* What is asked *
Identify each line below that contains the word "Республики", and copy it out.

* Material supplied *
☆ ☆ ☆ ☆

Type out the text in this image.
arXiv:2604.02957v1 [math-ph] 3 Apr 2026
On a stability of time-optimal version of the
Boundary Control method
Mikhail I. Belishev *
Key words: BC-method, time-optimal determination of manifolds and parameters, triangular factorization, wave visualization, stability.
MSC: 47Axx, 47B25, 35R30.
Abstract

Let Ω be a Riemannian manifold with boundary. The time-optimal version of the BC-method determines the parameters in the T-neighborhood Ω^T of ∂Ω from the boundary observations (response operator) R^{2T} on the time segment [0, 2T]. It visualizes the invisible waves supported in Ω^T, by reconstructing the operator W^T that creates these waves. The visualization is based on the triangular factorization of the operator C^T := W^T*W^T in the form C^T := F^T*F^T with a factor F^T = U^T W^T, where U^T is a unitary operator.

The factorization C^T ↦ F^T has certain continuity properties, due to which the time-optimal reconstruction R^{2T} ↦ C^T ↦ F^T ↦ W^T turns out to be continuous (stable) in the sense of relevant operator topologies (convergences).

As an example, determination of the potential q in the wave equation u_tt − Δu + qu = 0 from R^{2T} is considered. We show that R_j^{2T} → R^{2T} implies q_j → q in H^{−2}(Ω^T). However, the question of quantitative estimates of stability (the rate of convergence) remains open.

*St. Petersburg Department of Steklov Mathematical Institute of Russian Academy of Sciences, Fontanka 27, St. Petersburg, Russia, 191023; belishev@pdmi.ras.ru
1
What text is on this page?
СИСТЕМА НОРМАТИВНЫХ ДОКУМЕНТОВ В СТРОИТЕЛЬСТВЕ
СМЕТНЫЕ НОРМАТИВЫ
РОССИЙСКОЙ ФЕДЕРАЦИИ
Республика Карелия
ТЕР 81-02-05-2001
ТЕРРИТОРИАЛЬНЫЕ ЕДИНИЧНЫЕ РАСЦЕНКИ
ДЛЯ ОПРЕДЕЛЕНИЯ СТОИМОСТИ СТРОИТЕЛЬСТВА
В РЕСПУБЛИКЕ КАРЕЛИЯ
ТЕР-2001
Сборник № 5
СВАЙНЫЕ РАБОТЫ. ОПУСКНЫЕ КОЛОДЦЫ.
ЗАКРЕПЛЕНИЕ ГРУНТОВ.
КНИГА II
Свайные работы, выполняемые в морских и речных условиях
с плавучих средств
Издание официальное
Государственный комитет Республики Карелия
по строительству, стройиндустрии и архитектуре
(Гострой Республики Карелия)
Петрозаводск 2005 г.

☆ ☆ ☆ ☆

* Expected output *
Государственный комитет Республики Карелия
(Гострой Республики Карелия)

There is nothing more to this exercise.